**** Given records

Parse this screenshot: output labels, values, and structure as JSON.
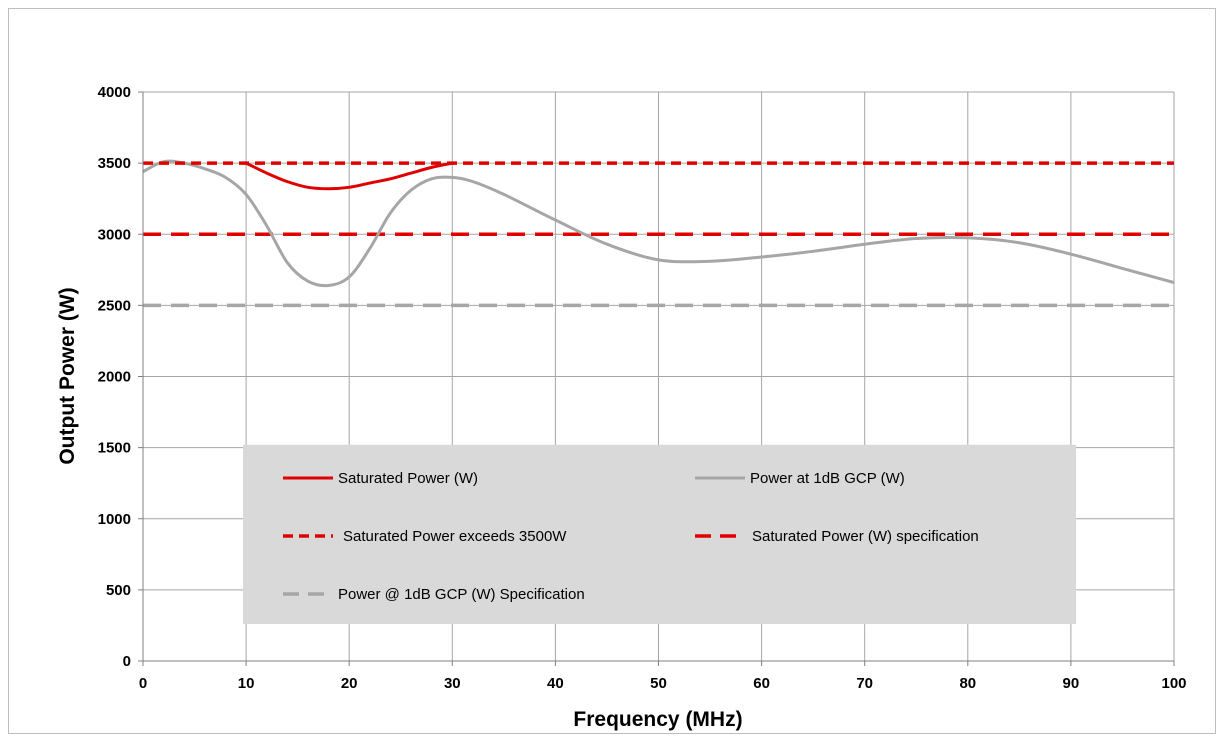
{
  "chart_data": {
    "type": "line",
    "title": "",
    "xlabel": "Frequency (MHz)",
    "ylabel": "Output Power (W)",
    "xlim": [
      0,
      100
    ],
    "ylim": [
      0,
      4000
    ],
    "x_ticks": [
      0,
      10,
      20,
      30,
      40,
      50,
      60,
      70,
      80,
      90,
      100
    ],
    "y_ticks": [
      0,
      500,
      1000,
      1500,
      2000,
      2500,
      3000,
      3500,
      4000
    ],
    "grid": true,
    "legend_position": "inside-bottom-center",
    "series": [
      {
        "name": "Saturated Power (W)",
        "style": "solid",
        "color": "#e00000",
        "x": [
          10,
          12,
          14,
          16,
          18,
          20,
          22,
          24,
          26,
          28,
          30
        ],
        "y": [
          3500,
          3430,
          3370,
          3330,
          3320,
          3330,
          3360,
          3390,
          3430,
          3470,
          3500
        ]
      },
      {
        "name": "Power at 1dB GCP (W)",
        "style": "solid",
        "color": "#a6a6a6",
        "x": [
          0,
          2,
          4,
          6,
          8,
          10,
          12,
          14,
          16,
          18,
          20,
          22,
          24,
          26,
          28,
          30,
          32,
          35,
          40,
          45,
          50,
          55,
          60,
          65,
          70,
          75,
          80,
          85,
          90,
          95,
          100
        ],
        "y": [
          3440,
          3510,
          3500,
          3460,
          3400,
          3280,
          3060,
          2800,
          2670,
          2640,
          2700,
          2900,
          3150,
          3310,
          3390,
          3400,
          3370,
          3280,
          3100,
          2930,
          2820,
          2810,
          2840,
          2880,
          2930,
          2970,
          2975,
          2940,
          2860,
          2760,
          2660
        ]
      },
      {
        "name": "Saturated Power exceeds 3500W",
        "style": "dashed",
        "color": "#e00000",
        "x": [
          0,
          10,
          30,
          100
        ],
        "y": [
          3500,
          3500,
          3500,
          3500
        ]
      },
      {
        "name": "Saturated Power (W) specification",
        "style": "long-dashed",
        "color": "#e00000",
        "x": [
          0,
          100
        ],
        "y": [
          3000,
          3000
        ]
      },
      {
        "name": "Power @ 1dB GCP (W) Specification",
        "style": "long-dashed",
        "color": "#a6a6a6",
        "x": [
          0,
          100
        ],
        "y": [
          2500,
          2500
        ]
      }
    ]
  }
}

********

In the listing, find every line containing the word "name" and list it.

__Task output__
        "name": "Saturated Power (W)",
        "name": "Power at 1dB GCP (W)",
        "name": "Saturated Power exceeds 3500W",
        "name": "Saturated Power (W) specification",
        "name": "Power @ 1dB GCP (W) Specification",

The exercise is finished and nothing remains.